Copy out every line that contains "autre".

_____

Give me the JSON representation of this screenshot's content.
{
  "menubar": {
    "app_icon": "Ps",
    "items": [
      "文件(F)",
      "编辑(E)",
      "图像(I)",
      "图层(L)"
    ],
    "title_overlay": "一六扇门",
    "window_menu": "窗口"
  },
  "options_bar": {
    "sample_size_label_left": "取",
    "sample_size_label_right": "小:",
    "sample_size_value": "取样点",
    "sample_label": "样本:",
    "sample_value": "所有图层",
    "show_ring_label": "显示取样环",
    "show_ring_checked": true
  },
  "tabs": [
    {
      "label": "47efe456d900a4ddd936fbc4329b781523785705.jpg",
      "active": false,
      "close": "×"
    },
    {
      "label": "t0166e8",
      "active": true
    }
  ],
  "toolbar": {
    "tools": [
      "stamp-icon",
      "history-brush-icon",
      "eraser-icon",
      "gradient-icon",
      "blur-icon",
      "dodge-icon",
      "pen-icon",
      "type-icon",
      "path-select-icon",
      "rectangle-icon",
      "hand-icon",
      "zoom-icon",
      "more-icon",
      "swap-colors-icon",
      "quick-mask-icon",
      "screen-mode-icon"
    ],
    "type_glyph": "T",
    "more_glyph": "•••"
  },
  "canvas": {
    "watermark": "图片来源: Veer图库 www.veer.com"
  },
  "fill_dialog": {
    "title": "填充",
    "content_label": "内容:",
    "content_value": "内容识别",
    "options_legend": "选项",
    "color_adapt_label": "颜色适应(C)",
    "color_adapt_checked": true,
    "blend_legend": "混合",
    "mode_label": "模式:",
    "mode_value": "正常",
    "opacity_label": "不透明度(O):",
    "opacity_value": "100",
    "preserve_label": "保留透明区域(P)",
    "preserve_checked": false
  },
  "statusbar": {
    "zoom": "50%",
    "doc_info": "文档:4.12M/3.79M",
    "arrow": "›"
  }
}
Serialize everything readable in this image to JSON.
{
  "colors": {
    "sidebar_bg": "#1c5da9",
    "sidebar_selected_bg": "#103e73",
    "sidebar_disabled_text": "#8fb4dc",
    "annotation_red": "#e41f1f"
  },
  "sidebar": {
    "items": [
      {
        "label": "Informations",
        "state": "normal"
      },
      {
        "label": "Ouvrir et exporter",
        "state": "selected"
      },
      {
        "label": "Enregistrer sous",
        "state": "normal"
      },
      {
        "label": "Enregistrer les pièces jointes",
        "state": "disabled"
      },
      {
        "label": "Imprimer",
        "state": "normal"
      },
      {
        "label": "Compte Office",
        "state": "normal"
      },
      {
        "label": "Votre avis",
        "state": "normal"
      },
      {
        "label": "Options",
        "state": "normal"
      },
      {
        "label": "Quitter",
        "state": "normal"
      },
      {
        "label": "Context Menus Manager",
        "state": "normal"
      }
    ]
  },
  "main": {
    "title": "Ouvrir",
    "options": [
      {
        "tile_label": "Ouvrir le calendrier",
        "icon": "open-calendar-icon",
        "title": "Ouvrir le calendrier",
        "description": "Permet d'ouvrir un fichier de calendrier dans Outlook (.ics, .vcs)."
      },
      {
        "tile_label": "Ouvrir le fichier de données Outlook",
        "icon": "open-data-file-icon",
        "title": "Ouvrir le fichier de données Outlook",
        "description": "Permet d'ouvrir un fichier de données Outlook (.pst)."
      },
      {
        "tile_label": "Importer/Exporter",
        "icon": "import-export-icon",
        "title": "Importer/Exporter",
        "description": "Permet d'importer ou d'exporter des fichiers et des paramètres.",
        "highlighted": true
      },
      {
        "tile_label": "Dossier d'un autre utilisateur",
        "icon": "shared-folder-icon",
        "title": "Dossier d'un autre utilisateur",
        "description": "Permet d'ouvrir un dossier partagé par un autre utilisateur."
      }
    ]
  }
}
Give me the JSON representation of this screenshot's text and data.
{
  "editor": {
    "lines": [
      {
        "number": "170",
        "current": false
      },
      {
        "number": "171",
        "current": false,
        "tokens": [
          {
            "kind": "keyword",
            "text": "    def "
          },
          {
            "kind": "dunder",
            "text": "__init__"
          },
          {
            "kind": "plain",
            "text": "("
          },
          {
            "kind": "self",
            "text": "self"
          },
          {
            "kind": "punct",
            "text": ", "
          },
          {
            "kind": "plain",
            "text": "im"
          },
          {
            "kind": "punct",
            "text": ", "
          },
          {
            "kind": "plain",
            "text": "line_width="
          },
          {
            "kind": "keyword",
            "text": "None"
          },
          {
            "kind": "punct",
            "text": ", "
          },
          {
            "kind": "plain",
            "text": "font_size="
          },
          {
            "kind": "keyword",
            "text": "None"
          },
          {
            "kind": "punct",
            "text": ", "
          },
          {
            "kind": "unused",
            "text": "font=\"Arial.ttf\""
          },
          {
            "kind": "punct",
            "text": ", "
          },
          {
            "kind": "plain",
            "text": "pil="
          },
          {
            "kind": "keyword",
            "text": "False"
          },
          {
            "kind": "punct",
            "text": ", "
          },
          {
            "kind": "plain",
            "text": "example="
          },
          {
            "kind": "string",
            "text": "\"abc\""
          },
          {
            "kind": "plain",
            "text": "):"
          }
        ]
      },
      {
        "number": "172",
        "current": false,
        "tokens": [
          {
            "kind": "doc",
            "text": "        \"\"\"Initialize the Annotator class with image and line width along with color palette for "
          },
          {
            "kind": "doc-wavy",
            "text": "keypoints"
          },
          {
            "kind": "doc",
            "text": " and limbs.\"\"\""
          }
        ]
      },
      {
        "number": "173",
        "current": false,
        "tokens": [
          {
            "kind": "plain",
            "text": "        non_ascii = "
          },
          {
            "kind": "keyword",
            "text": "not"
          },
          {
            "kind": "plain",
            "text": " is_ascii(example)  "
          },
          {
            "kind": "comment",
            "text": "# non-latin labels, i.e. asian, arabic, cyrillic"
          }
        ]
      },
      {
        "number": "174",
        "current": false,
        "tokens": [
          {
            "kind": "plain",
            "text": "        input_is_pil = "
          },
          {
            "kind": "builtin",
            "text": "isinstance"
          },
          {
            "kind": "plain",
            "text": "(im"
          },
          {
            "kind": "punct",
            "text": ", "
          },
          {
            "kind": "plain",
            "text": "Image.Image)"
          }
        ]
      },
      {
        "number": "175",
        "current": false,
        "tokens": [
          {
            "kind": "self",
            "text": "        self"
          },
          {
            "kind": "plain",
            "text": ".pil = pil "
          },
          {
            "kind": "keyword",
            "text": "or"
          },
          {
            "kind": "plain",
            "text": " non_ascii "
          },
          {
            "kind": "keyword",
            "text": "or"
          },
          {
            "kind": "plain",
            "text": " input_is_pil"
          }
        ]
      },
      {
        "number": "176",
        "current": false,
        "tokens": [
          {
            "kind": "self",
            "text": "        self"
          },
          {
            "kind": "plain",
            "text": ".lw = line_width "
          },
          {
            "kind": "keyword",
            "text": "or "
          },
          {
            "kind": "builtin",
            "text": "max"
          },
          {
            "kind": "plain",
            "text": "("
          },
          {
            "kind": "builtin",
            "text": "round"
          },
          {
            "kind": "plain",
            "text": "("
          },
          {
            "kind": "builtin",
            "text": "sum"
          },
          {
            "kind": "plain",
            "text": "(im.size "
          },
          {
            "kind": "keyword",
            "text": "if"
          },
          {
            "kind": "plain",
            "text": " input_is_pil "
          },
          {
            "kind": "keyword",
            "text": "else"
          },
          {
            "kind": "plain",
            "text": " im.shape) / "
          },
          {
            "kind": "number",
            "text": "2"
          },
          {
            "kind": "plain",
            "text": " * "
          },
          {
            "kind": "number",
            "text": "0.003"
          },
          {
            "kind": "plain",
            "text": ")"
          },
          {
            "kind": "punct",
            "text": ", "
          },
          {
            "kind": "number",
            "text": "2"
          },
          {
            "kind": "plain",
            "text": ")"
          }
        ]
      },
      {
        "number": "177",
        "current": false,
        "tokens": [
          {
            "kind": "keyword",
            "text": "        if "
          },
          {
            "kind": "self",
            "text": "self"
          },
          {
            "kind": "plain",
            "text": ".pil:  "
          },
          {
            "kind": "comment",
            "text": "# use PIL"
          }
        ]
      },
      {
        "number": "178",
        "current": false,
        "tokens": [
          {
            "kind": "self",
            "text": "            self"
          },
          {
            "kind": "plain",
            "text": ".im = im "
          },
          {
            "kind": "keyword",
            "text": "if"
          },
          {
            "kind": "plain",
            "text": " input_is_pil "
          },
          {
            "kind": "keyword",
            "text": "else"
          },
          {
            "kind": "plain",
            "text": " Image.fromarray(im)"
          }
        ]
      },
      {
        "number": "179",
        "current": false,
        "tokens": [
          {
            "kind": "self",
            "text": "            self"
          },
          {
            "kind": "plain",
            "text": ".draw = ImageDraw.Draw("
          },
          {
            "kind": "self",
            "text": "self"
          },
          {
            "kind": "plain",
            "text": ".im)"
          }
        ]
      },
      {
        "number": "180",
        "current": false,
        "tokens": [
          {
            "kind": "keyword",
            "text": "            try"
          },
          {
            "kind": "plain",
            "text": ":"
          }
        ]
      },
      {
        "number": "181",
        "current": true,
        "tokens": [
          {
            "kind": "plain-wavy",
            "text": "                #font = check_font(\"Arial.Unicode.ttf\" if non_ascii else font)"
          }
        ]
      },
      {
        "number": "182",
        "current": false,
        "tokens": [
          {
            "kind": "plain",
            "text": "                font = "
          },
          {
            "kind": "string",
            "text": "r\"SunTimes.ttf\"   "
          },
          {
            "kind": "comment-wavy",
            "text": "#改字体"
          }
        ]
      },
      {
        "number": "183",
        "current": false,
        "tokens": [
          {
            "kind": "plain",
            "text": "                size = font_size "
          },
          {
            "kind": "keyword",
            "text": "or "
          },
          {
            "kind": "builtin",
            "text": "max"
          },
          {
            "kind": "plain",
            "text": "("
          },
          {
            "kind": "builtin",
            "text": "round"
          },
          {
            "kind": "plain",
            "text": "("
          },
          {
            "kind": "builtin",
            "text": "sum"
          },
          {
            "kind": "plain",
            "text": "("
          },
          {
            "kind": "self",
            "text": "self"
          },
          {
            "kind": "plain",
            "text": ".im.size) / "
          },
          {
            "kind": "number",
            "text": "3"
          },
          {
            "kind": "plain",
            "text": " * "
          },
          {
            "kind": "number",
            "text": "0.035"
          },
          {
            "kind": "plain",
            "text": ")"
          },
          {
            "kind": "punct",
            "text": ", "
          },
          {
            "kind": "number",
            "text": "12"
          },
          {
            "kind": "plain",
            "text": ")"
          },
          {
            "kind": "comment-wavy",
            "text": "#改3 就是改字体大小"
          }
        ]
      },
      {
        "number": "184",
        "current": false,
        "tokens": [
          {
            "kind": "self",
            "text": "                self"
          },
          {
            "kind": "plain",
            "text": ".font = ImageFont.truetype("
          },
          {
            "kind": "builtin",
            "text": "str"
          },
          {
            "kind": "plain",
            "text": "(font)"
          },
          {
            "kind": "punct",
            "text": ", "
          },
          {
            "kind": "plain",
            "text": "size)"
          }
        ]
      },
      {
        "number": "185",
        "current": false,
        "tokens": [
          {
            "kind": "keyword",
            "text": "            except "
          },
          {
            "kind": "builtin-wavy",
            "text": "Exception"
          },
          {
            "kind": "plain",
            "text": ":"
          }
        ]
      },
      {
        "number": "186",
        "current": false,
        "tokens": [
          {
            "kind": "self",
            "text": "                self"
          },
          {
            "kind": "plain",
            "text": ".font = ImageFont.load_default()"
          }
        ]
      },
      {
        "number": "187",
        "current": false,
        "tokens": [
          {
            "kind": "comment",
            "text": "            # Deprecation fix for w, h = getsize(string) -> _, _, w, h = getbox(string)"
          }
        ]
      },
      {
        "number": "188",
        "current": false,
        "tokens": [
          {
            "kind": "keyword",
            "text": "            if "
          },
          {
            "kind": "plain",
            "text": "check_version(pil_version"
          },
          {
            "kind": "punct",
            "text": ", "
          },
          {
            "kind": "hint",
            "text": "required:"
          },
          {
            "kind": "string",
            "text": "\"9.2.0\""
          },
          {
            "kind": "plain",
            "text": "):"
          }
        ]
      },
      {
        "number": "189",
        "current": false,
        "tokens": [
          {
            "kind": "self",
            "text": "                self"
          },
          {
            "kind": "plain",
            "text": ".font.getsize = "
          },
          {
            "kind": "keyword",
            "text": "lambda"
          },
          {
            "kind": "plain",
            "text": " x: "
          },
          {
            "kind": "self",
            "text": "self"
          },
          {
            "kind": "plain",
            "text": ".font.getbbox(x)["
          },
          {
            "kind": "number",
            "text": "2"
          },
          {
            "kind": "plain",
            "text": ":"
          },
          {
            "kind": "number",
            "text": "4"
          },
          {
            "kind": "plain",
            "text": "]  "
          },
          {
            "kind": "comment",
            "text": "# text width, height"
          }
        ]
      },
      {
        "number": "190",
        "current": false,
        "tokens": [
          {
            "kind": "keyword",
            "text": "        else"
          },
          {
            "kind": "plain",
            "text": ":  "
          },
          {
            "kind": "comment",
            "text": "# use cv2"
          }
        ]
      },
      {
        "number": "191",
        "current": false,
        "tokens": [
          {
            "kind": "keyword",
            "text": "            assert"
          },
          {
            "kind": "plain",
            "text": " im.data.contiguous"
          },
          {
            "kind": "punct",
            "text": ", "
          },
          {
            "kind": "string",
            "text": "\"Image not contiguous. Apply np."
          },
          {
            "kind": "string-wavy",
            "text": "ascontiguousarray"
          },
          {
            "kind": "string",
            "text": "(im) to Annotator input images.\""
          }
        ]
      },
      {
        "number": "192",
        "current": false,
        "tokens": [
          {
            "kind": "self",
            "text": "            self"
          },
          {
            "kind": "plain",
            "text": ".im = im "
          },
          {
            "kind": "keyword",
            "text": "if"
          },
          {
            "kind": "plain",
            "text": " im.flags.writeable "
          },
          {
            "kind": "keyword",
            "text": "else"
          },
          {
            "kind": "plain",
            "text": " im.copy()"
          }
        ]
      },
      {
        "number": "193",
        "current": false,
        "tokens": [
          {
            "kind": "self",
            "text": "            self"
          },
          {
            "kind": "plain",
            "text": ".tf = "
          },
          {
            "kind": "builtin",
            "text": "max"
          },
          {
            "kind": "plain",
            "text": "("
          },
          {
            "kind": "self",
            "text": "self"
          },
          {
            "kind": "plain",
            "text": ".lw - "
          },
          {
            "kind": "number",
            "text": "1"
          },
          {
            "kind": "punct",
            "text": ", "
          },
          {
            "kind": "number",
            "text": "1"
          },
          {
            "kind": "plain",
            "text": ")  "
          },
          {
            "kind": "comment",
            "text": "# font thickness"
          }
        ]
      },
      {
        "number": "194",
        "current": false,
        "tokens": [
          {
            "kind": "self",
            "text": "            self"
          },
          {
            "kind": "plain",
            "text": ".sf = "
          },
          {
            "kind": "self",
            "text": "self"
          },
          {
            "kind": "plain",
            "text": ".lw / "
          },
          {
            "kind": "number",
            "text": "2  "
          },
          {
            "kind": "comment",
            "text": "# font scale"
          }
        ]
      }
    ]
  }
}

_____

● Output below:
        "tile_label": "Dossier d'un autre utilisateur",
        "title": "Dossier d'un autre utilisateur",
        "description": "Permet d'ouvrir un dossier partagé par un autre utilisateur."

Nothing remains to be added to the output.